Review the material and extract every line in which the word "Predicted" occurs.

══════════════════════════════

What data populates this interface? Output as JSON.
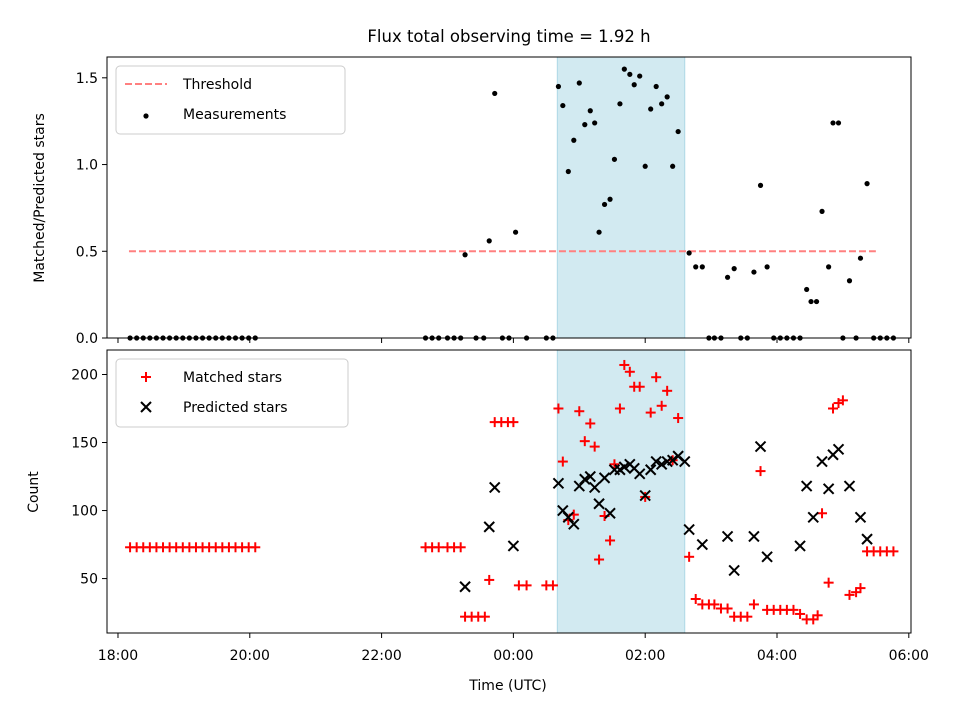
{
  "chart_data": [
    {
      "type": "scatter",
      "title": "Flux total observing time = 1.92 h",
      "ylabel": "Matched/Predicted stars",
      "xlabel": "",
      "xlim": [
        "17:50",
        "06:02"
      ],
      "ylim": [
        0,
        1.62
      ],
      "x_ticks": [
        "18:00",
        "20:00",
        "22:00",
        "00:00",
        "02:00",
        "04:00",
        "06:00"
      ],
      "y_ticks": [
        "0.0",
        "0.5",
        "1.0",
        "1.5"
      ],
      "y_tick_values": [
        0,
        0.5,
        1.0,
        1.5
      ],
      "grid": false,
      "legend_position": "upper-left",
      "highlight_span": {
        "from": "00:40",
        "to": "02:36",
        "color": "#add8e6"
      },
      "series": [
        {
          "name": "Threshold",
          "style": "dashed-line",
          "color": "#ff8080",
          "points": [
            [
              "18:10",
              0.5
            ],
            [
              "05:30",
              0.5
            ]
          ]
        },
        {
          "name": "Measurements",
          "style": "dot",
          "color": "#000000",
          "points": [
            [
              "18:11",
              0
            ],
            [
              "18:17",
              0
            ],
            [
              "18:23",
              0
            ],
            [
              "18:29",
              0
            ],
            [
              "18:35",
              0
            ],
            [
              "18:41",
              0
            ],
            [
              "18:47",
              0
            ],
            [
              "18:53",
              0
            ],
            [
              "18:59",
              0
            ],
            [
              "19:05",
              0
            ],
            [
              "19:11",
              0
            ],
            [
              "19:17",
              0
            ],
            [
              "19:23",
              0
            ],
            [
              "19:29",
              0
            ],
            [
              "19:35",
              0
            ],
            [
              "19:41",
              0
            ],
            [
              "19:47",
              0
            ],
            [
              "19:53",
              0
            ],
            [
              "19:59",
              0
            ],
            [
              "20:05",
              0
            ],
            [
              "22:40",
              0
            ],
            [
              "22:46",
              0
            ],
            [
              "22:52",
              0
            ],
            [
              "23:00",
              0
            ],
            [
              "23:06",
              0
            ],
            [
              "23:12",
              0
            ],
            [
              "23:16",
              0.48
            ],
            [
              "23:26",
              0
            ],
            [
              "23:33",
              0
            ],
            [
              "23:38",
              0.56
            ],
            [
              "23:43",
              1.41
            ],
            [
              "23:50",
              0
            ],
            [
              "23:56",
              0
            ],
            [
              "00:02",
              0.61
            ],
            [
              "00:12",
              0
            ],
            [
              "00:30",
              0
            ],
            [
              "00:36",
              0
            ],
            [
              "00:41",
              1.45
            ],
            [
              "00:45",
              1.34
            ],
            [
              "00:50",
              0.96
            ],
            [
              "00:55",
              1.14
            ],
            [
              "01:00",
              1.47
            ],
            [
              "01:05",
              1.23
            ],
            [
              "01:10",
              1.31
            ],
            [
              "01:14",
              1.24
            ],
            [
              "01:18",
              0.61
            ],
            [
              "01:23",
              0.77
            ],
            [
              "01:28",
              0.8
            ],
            [
              "01:32",
              1.03
            ],
            [
              "01:37",
              1.35
            ],
            [
              "01:41",
              1.55
            ],
            [
              "01:46",
              1.52
            ],
            [
              "01:50",
              1.46
            ],
            [
              "01:55",
              1.51
            ],
            [
              "02:00",
              0.99
            ],
            [
              "02:05",
              1.32
            ],
            [
              "02:10",
              1.45
            ],
            [
              "02:15",
              1.35
            ],
            [
              "02:20",
              1.39
            ],
            [
              "02:25",
              0.99
            ],
            [
              "02:30",
              1.19
            ],
            [
              "02:40",
              0.49
            ],
            [
              "02:46",
              0.41
            ],
            [
              "02:52",
              0.41
            ],
            [
              "02:58",
              0
            ],
            [
              "03:03",
              0
            ],
            [
              "03:09",
              0
            ],
            [
              "03:15",
              0.35
            ],
            [
              "03:21",
              0.4
            ],
            [
              "03:27",
              0
            ],
            [
              "03:33",
              0
            ],
            [
              "03:39",
              0.38
            ],
            [
              "03:45",
              0.88
            ],
            [
              "03:51",
              0.41
            ],
            [
              "03:57",
              0
            ],
            [
              "04:03",
              0
            ],
            [
              "04:09",
              0
            ],
            [
              "04:15",
              0
            ],
            [
              "04:21",
              0
            ],
            [
              "04:27",
              0.28
            ],
            [
              "04:31",
              0.21
            ],
            [
              "04:36",
              0.21
            ],
            [
              "04:41",
              0.73
            ],
            [
              "04:47",
              0.41
            ],
            [
              "04:51",
              1.24
            ],
            [
              "04:56",
              1.24
            ],
            [
              "05:00",
              0
            ],
            [
              "05:06",
              0.33
            ],
            [
              "05:12",
              0
            ],
            [
              "05:16",
              0.46
            ],
            [
              "05:22",
              0.89
            ],
            [
              "05:28",
              0
            ],
            [
              "05:34",
              0
            ],
            [
              "05:40",
              0
            ],
            [
              "05:46",
              0
            ]
          ]
        }
      ]
    },
    {
      "type": "scatter",
      "title": "",
      "ylabel": "Count",
      "xlabel": "Time (UTC)",
      "xlim": [
        "17:50",
        "06:02"
      ],
      "ylim": [
        10,
        218
      ],
      "x_ticks": [
        "18:00",
        "20:00",
        "22:00",
        "00:00",
        "02:00",
        "04:00",
        "06:00"
      ],
      "y_ticks": [
        "50",
        "100",
        "150",
        "200"
      ],
      "y_tick_values": [
        50,
        100,
        150,
        200
      ],
      "grid": false,
      "legend_position": "upper-left",
      "highlight_span": {
        "from": "00:40",
        "to": "02:36",
        "color": "#add8e6"
      },
      "series": [
        {
          "name": "Matched stars",
          "style": "plus",
          "color": "#ff0000",
          "points": [
            [
              "18:11",
              73
            ],
            [
              "18:17",
              73
            ],
            [
              "18:23",
              73
            ],
            [
              "18:29",
              73
            ],
            [
              "18:35",
              73
            ],
            [
              "18:41",
              73
            ],
            [
              "18:47",
              73
            ],
            [
              "18:53",
              73
            ],
            [
              "18:59",
              73
            ],
            [
              "19:05",
              73
            ],
            [
              "19:11",
              73
            ],
            [
              "19:17",
              73
            ],
            [
              "19:23",
              73
            ],
            [
              "19:29",
              73
            ],
            [
              "19:35",
              73
            ],
            [
              "19:41",
              73
            ],
            [
              "19:47",
              73
            ],
            [
              "19:53",
              73
            ],
            [
              "19:59",
              73
            ],
            [
              "20:05",
              73
            ],
            [
              "22:40",
              73
            ],
            [
              "22:46",
              73
            ],
            [
              "22:52",
              73
            ],
            [
              "23:00",
              73
            ],
            [
              "23:06",
              73
            ],
            [
              "23:12",
              73
            ],
            [
              "23:16",
              22
            ],
            [
              "23:22",
              22
            ],
            [
              "23:28",
              22
            ],
            [
              "23:34",
              22
            ],
            [
              "23:38",
              49
            ],
            [
              "23:43",
              165
            ],
            [
              "23:49",
              165
            ],
            [
              "23:55",
              165
            ],
            [
              "00:00",
              165
            ],
            [
              "00:05",
              45
            ],
            [
              "00:12",
              45
            ],
            [
              "00:30",
              45
            ],
            [
              "00:36",
              45
            ],
            [
              "00:41",
              175
            ],
            [
              "00:45",
              136
            ],
            [
              "00:50",
              93
            ],
            [
              "00:55",
              97
            ],
            [
              "01:00",
              173
            ],
            [
              "01:05",
              151
            ],
            [
              "01:10",
              164
            ],
            [
              "01:14",
              147
            ],
            [
              "01:18",
              64
            ],
            [
              "01:23",
              96
            ],
            [
              "01:28",
              78
            ],
            [
              "01:32",
              134
            ],
            [
              "01:37",
              175
            ],
            [
              "01:41",
              207
            ],
            [
              "01:46",
              202
            ],
            [
              "01:50",
              191
            ],
            [
              "01:55",
              191
            ],
            [
              "02:00",
              110
            ],
            [
              "02:05",
              172
            ],
            [
              "02:10",
              198
            ],
            [
              "02:15",
              177
            ],
            [
              "02:20",
              188
            ],
            [
              "02:25",
              137
            ],
            [
              "02:30",
              168
            ],
            [
              "02:40",
              66
            ],
            [
              "02:46",
              35
            ],
            [
              "02:52",
              31
            ],
            [
              "02:58",
              31
            ],
            [
              "03:03",
              31
            ],
            [
              "03:09",
              28
            ],
            [
              "03:15",
              28
            ],
            [
              "03:21",
              22
            ],
            [
              "03:27",
              22
            ],
            [
              "03:33",
              22
            ],
            [
              "03:39",
              31
            ],
            [
              "03:45",
              129
            ],
            [
              "03:51",
              27
            ],
            [
              "03:57",
              27
            ],
            [
              "04:03",
              27
            ],
            [
              "04:09",
              27
            ],
            [
              "04:15",
              27
            ],
            [
              "04:21",
              24
            ],
            [
              "04:27",
              20
            ],
            [
              "04:33",
              20
            ],
            [
              "04:37",
              23
            ],
            [
              "04:41",
              98
            ],
            [
              "04:47",
              47
            ],
            [
              "04:51",
              175
            ],
            [
              "04:56",
              179
            ],
            [
              "05:00",
              181
            ],
            [
              "05:06",
              38
            ],
            [
              "05:12",
              40
            ],
            [
              "05:16",
              43
            ],
            [
              "05:22",
              70
            ],
            [
              "05:28",
              70
            ],
            [
              "05:34",
              70
            ],
            [
              "05:40",
              70
            ],
            [
              "05:46",
              70
            ]
          ]
        },
        {
          "name": "Predicted stars",
          "style": "x",
          "color": "#000000",
          "points": [
            [
              "23:16",
              44
            ],
            [
              "23:38",
              88
            ],
            [
              "23:43",
              117
            ],
            [
              "24:00",
              74
            ],
            [
              "00:41",
              120
            ],
            [
              "00:45",
              100
            ],
            [
              "00:50",
              95
            ],
            [
              "00:55",
              90
            ],
            [
              "01:00",
              118
            ],
            [
              "01:05",
              123
            ],
            [
              "01:10",
              125
            ],
            [
              "01:14",
              117
            ],
            [
              "01:18",
              105
            ],
            [
              "01:23",
              124
            ],
            [
              "01:28",
              98
            ],
            [
              "01:32",
              130
            ],
            [
              "01:37",
              130
            ],
            [
              "01:41",
              132
            ],
            [
              "01:46",
              134
            ],
            [
              "01:50",
              131
            ],
            [
              "01:55",
              127
            ],
            [
              "02:00",
              111
            ],
            [
              "02:05",
              130
            ],
            [
              "02:10",
              136
            ],
            [
              "02:15",
              134
            ],
            [
              "02:20",
              136
            ],
            [
              "02:25",
              137
            ],
            [
              "02:30",
              140
            ],
            [
              "02:36",
              136
            ],
            [
              "02:40",
              86
            ],
            [
              "02:52",
              75
            ],
            [
              "03:15",
              81
            ],
            [
              "03:21",
              56
            ],
            [
              "03:39",
              81
            ],
            [
              "03:45",
              147
            ],
            [
              "03:51",
              66
            ],
            [
              "04:21",
              74
            ],
            [
              "04:27",
              118
            ],
            [
              "04:33",
              95
            ],
            [
              "04:41",
              136
            ],
            [
              "04:47",
              116
            ],
            [
              "04:51",
              141
            ],
            [
              "04:56",
              145
            ],
            [
              "05:06",
              118
            ],
            [
              "05:16",
              95
            ],
            [
              "05:22",
              79
            ]
          ]
        }
      ]
    }
  ]
}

══════════════════════════════

▶ **Worked answer**
      "ylabel": "Matched/Predicted stars",
          "name": "Predicted stars",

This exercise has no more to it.